#### Aim:
Answer with one number only: the number of lines that contain "payable".

#### Provided entries:
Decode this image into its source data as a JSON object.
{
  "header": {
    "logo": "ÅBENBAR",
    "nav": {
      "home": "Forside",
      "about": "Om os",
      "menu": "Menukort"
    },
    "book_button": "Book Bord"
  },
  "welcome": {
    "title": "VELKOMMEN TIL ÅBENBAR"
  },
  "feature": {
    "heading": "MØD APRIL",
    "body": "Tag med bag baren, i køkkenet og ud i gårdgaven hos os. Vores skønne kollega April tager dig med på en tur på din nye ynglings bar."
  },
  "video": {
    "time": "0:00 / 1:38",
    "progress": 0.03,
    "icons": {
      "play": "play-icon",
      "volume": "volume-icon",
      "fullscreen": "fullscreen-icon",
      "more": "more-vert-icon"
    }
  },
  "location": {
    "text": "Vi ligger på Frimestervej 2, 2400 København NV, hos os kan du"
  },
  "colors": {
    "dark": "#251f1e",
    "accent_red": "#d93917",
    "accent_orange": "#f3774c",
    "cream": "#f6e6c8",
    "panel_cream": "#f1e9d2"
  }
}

...

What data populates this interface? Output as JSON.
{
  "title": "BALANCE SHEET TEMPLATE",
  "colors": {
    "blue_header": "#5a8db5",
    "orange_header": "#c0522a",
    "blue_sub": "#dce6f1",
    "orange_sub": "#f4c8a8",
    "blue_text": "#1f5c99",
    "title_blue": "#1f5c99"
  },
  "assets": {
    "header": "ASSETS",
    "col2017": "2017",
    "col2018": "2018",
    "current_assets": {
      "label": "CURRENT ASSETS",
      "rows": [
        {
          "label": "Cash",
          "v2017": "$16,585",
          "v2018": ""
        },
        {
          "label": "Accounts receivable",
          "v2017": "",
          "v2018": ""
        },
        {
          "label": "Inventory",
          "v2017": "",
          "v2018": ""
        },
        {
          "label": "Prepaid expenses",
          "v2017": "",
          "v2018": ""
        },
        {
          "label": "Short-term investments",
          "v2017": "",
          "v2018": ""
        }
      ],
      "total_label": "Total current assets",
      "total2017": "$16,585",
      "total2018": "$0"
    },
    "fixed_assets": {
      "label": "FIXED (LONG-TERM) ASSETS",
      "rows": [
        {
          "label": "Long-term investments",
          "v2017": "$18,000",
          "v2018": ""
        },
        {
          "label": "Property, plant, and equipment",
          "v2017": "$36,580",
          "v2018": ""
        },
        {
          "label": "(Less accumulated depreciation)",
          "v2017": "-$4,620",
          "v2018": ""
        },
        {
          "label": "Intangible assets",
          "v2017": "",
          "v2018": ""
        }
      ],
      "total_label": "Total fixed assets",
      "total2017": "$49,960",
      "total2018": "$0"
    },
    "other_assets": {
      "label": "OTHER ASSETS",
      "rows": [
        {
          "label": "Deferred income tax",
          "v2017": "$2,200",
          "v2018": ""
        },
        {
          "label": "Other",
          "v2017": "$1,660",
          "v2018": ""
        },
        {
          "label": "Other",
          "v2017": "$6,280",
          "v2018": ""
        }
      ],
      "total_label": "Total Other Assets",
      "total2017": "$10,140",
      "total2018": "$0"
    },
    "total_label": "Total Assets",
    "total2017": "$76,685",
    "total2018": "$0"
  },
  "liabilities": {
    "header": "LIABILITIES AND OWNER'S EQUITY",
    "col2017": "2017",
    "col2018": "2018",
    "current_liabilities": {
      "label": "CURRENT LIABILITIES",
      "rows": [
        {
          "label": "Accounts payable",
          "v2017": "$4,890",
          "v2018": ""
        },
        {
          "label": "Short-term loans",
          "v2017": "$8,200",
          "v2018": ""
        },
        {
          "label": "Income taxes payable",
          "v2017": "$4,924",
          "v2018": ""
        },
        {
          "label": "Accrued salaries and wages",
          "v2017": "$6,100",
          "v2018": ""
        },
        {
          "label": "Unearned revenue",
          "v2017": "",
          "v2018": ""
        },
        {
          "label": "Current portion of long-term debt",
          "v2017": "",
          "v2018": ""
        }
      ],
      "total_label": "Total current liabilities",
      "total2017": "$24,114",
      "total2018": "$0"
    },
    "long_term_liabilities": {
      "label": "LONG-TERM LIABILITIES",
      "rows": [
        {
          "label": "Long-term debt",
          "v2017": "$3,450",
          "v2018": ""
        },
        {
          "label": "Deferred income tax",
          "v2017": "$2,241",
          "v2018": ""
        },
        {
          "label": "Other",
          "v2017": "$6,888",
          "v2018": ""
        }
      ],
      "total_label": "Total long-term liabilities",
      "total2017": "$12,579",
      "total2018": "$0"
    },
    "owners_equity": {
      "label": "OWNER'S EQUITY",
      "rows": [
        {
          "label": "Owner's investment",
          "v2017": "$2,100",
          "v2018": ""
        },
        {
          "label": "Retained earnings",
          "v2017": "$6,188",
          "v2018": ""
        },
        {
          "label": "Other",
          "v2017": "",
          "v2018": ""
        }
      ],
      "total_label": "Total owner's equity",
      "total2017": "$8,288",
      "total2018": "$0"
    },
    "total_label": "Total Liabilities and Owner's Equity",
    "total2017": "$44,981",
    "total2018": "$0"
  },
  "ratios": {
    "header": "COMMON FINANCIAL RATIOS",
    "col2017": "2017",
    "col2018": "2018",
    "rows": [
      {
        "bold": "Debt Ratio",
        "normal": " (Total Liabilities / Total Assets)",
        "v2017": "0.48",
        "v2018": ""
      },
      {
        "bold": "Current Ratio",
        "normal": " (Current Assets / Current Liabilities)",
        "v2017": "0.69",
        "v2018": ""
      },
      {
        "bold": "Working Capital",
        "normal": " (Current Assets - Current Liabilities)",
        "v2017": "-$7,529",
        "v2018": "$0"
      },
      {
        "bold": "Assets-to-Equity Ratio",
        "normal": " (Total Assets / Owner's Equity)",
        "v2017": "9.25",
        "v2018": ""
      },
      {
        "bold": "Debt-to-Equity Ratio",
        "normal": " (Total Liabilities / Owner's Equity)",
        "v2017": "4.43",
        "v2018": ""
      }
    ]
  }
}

--

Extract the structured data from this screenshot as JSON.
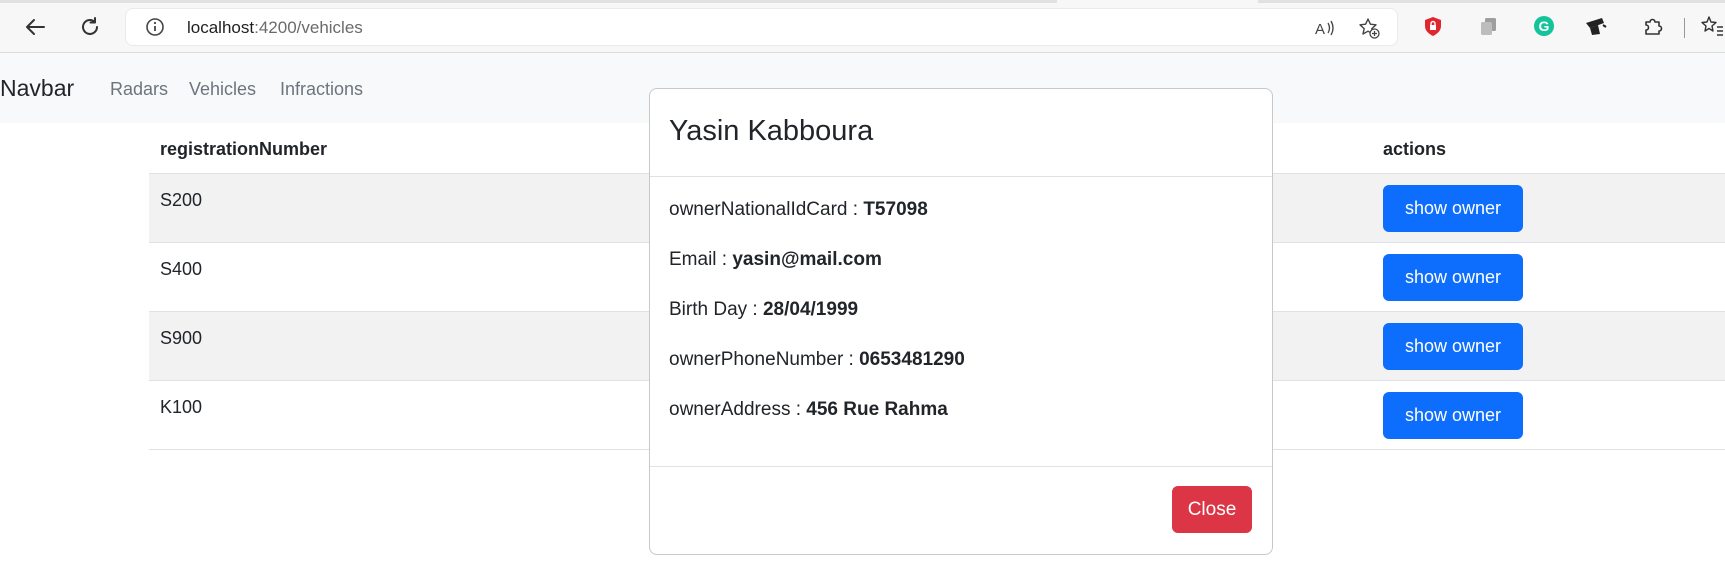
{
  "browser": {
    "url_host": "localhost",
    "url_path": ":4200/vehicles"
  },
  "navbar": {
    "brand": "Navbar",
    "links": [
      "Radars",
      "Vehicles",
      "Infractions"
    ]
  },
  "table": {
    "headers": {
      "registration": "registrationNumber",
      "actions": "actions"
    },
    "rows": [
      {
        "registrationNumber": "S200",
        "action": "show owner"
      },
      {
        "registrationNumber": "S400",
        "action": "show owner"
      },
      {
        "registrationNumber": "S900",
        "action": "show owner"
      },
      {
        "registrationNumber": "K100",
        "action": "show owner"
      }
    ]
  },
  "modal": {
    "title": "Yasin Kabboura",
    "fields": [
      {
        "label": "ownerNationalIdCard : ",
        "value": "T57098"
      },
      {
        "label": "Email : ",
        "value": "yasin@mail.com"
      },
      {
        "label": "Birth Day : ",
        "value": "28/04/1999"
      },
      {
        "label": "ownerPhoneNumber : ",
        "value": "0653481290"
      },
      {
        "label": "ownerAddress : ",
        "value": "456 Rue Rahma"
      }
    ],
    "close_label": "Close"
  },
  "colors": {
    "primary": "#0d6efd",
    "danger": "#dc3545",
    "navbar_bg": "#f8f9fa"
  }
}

#### Result:
2